* [Your objective]: Every entry that follows needs to be repeated exactly.

(Figure dataset records)
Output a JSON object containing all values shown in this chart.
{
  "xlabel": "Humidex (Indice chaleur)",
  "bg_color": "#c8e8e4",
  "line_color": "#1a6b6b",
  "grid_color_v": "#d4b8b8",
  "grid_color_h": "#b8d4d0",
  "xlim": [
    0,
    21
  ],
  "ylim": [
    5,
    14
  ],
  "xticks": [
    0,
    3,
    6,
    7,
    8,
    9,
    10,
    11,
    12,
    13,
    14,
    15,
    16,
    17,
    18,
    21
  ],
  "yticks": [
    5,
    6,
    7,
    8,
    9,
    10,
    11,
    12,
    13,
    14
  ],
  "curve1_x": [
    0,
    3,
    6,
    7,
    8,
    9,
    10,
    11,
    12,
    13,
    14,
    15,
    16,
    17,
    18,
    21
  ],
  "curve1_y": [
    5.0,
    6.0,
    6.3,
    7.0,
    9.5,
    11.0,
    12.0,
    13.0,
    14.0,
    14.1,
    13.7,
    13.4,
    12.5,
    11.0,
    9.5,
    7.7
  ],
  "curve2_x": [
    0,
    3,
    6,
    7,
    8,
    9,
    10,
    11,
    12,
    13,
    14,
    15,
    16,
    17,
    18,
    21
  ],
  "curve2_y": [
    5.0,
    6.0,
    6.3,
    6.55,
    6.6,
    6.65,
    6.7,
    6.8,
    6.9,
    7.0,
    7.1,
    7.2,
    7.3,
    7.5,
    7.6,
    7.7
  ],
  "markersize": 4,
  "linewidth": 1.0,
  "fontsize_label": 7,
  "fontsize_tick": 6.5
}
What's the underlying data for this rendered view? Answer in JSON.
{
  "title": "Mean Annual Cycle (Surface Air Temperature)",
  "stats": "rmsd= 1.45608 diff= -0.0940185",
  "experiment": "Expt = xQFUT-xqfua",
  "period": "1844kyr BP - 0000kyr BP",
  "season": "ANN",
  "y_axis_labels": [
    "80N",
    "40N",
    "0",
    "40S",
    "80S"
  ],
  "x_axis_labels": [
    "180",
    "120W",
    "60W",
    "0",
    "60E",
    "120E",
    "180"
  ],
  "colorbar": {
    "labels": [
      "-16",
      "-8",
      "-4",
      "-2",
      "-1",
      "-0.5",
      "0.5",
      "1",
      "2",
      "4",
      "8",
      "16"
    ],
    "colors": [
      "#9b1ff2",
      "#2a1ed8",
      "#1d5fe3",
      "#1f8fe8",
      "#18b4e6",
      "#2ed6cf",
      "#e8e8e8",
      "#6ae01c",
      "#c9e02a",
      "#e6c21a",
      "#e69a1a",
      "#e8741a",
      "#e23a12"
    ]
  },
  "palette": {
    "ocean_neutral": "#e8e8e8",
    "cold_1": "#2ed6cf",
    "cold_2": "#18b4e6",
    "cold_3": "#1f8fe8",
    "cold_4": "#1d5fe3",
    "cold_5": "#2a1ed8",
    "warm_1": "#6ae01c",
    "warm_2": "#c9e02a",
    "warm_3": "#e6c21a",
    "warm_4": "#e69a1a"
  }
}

* [The answer]:
Output a JSON object containing all values shown in this chart.
{
  "xlabel": "Humidex (Indice chaleur)",
  "bg_color": "#c8e8e4",
  "line_color": "#1a6b6b",
  "grid_color_v": "#d4b8b8",
  "grid_color_h": "#b8d4d0",
  "xlim": [
    0,
    21
  ],
  "ylim": [
    5,
    14
  ],
  "xticks": [
    0,
    3,
    6,
    7,
    8,
    9,
    10,
    11,
    12,
    13,
    14,
    15,
    16,
    17,
    18,
    21
  ],
  "yticks": [
    5,
    6,
    7,
    8,
    9,
    10,
    11,
    12,
    13,
    14
  ],
  "curve1_x": [
    0,
    3,
    6,
    7,
    8,
    9,
    10,
    11,
    12,
    13,
    14,
    15,
    16,
    17,
    18,
    21
  ],
  "curve1_y": [
    5.0,
    6.0,
    6.3,
    7.0,
    9.5,
    11.0,
    12.0,
    13.0,
    14.0,
    14.1,
    13.7,
    13.4,
    12.5,
    11.0,
    9.5,
    7.7
  ],
  "curve2_x": [
    0,
    3,
    6,
    7,
    8,
    9,
    10,
    11,
    12,
    13,
    14,
    15,
    16,
    17,
    18,
    21
  ],
  "curve2_y": [
    5.0,
    6.0,
    6.3,
    6.55,
    6.6,
    6.65,
    6.7,
    6.8,
    6.9,
    7.0,
    7.1,
    7.2,
    7.3,
    7.5,
    7.6,
    7.7
  ],
  "markersize": 4,
  "linewidth": 1.0,
  "fontsize_label": 7,
  "fontsize_tick": 6.5
}
What's the underlying data for this rendered view? Answer in JSON.
{
  "title": "Mean Annual Cycle (Surface Air Temperature)",
  "stats": "rmsd= 1.45608 diff= -0.0940185",
  "experiment": "Expt = xQFUT-xqfua",
  "period": "1844kyr BP - 0000kyr BP",
  "season": "ANN",
  "y_axis_labels": [
    "80N",
    "40N",
    "0",
    "40S",
    "80S"
  ],
  "x_axis_labels": [
    "180",
    "120W",
    "60W",
    "0",
    "60E",
    "120E",
    "180"
  ],
  "colorbar": {
    "labels": [
      "-16",
      "-8",
      "-4",
      "-2",
      "-1",
      "-0.5",
      "0.5",
      "1",
      "2",
      "4",
      "8",
      "16"
    ],
    "colors": [
      "#9b1ff2",
      "#2a1ed8",
      "#1d5fe3",
      "#1f8fe8",
      "#18b4e6",
      "#2ed6cf",
      "#e8e8e8",
      "#6ae01c",
      "#c9e02a",
      "#e6c21a",
      "#e69a1a",
      "#e8741a",
      "#e23a12"
    ]
  },
  "palette": {
    "ocean_neutral": "#e8e8e8",
    "cold_1": "#2ed6cf",
    "cold_2": "#18b4e6",
    "cold_3": "#1f8fe8",
    "cold_4": "#1d5fe3",
    "cold_5": "#2a1ed8",
    "warm_1": "#6ae01c",
    "warm_2": "#c9e02a",
    "warm_3": "#e6c21a",
    "warm_4": "#e69a1a"
  }
}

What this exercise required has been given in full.